_TASK TO CARRY OUT_
Transcribe the entries below exactly.
■ ■ ■ ■
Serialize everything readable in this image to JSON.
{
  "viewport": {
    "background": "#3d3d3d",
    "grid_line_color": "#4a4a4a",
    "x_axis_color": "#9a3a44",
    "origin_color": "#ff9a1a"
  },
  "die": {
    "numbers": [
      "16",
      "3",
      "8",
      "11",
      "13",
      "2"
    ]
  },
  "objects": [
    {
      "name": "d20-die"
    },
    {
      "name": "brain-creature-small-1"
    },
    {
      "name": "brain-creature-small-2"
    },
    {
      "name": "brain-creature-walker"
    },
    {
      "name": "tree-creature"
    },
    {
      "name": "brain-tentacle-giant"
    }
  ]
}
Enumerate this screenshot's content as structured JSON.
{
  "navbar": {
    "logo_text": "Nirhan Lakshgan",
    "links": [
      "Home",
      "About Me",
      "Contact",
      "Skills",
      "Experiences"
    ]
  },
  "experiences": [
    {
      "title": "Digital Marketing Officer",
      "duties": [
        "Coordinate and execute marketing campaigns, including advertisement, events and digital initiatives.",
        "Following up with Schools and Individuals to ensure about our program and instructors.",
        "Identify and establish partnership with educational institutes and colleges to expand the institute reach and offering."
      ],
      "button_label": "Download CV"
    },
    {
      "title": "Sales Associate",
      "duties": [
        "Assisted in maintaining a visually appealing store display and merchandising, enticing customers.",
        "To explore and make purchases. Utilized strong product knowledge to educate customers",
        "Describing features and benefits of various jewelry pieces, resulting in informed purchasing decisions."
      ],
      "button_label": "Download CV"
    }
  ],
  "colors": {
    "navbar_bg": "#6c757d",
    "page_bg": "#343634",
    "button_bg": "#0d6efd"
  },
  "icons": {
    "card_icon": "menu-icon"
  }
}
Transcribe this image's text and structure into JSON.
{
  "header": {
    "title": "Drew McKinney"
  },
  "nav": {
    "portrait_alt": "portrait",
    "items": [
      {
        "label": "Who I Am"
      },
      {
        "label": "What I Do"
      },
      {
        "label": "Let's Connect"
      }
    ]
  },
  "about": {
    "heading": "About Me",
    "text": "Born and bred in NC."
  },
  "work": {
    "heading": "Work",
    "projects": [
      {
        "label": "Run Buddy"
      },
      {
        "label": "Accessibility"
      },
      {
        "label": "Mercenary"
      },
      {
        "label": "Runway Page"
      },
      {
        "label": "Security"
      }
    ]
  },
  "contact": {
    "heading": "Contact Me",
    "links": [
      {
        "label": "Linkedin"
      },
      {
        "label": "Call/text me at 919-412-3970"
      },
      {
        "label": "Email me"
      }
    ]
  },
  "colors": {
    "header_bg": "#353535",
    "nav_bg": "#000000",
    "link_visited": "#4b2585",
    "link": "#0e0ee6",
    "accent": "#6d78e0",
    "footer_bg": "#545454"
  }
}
■ ■ ■ ■
_FINISHED EXERCISE_
Serialize everything readable in this image to JSON.
{
  "viewport": {
    "background": "#3d3d3d",
    "grid_line_color": "#4a4a4a",
    "x_axis_color": "#9a3a44",
    "origin_color": "#ff9a1a"
  },
  "die": {
    "numbers": [
      "16",
      "3",
      "8",
      "11",
      "13",
      "2"
    ]
  },
  "objects": [
    {
      "name": "d20-die"
    },
    {
      "name": "brain-creature-small-1"
    },
    {
      "name": "brain-creature-small-2"
    },
    {
      "name": "brain-creature-walker"
    },
    {
      "name": "tree-creature"
    },
    {
      "name": "brain-tentacle-giant"
    }
  ]
}
Enumerate this screenshot's content as structured JSON.
{
  "navbar": {
    "logo_text": "Nirhan Lakshgan",
    "links": [
      "Home",
      "About Me",
      "Contact",
      "Skills",
      "Experiences"
    ]
  },
  "experiences": [
    {
      "title": "Digital Marketing Officer",
      "duties": [
        "Coordinate and execute marketing campaigns, including advertisement, events and digital initiatives.",
        "Following up with Schools and Individuals to ensure about our program and instructors.",
        "Identify and establish partnership with educational institutes and colleges to expand the institute reach and offering."
      ],
      "button_label": "Download CV"
    },
    {
      "title": "Sales Associate",
      "duties": [
        "Assisted in maintaining a visually appealing store display and merchandising, enticing customers.",
        "To explore and make purchases. Utilized strong product knowledge to educate customers",
        "Describing features and benefits of various jewelry pieces, resulting in informed purchasing decisions."
      ],
      "button_label": "Download CV"
    }
  ],
  "colors": {
    "navbar_bg": "#6c757d",
    "page_bg": "#343634",
    "button_bg": "#0d6efd"
  },
  "icons": {
    "card_icon": "menu-icon"
  }
}
Transcribe this image's text and structure into JSON.
{
  "header": {
    "title": "Drew McKinney"
  },
  "nav": {
    "portrait_alt": "portrait",
    "items": [
      {
        "label": "Who I Am"
      },
      {
        "label": "What I Do"
      },
      {
        "label": "Let's Connect"
      }
    ]
  },
  "about": {
    "heading": "About Me",
    "text": "Born and bred in NC."
  },
  "work": {
    "heading": "Work",
    "projects": [
      {
        "label": "Run Buddy"
      },
      {
        "label": "Accessibility"
      },
      {
        "label": "Mercenary"
      },
      {
        "label": "Runway Page"
      },
      {
        "label": "Security"
      }
    ]
  },
  "contact": {
    "heading": "Contact Me",
    "links": [
      {
        "label": "Linkedin"
      },
      {
        "label": "Call/text me at 919-412-3970"
      },
      {
        "label": "Email me"
      }
    ]
  },
  "colors": {
    "header_bg": "#353535",
    "nav_bg": "#000000",
    "link_visited": "#4b2585",
    "link": "#0e0ee6",
    "accent": "#6d78e0",
    "footer_bg": "#545454"
  }
}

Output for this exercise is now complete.